» GOAL OF THE EXERCISE
Below are the records; collect from them each line containing the string "title".

» INPUT ROWS
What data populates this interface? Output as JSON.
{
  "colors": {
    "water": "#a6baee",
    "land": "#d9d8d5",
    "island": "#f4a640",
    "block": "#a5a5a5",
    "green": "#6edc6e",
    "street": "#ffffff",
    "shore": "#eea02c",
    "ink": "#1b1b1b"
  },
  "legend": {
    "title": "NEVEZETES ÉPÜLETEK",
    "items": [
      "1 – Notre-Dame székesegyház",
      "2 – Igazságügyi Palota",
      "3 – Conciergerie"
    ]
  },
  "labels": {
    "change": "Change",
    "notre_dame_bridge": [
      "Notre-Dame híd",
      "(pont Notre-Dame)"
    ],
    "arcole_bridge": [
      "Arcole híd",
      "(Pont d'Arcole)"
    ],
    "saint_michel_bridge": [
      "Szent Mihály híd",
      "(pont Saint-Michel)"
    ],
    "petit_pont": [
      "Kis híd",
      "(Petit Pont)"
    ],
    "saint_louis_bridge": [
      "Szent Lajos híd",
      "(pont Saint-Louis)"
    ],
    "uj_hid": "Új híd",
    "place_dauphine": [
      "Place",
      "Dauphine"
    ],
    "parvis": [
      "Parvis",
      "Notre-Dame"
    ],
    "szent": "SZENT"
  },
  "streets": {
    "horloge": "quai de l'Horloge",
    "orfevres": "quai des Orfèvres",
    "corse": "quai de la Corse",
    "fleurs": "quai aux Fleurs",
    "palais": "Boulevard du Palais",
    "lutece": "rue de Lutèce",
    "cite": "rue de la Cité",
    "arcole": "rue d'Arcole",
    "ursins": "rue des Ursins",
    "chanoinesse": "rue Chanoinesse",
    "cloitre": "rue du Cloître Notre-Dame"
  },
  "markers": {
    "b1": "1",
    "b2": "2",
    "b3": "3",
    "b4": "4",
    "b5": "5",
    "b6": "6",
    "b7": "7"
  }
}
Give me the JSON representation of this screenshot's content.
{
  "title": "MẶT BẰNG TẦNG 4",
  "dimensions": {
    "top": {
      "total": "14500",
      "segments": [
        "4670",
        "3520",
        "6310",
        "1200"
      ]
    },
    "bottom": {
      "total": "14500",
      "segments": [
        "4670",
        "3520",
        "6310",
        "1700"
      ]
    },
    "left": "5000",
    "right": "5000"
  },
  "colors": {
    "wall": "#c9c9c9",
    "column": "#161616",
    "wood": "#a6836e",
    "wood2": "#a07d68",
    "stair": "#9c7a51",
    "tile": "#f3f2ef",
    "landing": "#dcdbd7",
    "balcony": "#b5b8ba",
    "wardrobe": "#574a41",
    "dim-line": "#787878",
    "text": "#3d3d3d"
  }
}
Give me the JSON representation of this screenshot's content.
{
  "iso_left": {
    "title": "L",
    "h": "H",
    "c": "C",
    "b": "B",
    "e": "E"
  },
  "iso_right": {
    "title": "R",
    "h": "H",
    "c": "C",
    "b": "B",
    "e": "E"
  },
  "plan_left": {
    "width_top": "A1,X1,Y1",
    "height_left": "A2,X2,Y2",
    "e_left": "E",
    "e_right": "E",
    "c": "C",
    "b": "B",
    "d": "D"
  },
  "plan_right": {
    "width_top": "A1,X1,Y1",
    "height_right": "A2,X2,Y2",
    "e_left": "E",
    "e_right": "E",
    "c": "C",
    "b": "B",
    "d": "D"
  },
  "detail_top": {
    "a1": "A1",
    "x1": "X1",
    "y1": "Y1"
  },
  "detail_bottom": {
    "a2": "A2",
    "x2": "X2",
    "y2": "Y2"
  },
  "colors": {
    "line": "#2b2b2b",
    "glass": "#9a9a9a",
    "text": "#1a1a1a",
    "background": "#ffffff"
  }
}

» WRITTEN ANSWER
    "title": "NEVEZETES ÉPÜLETEK",
  "title": "MẶT BẰNG TẦNG 4",
    "title": "L",
    "title": "R",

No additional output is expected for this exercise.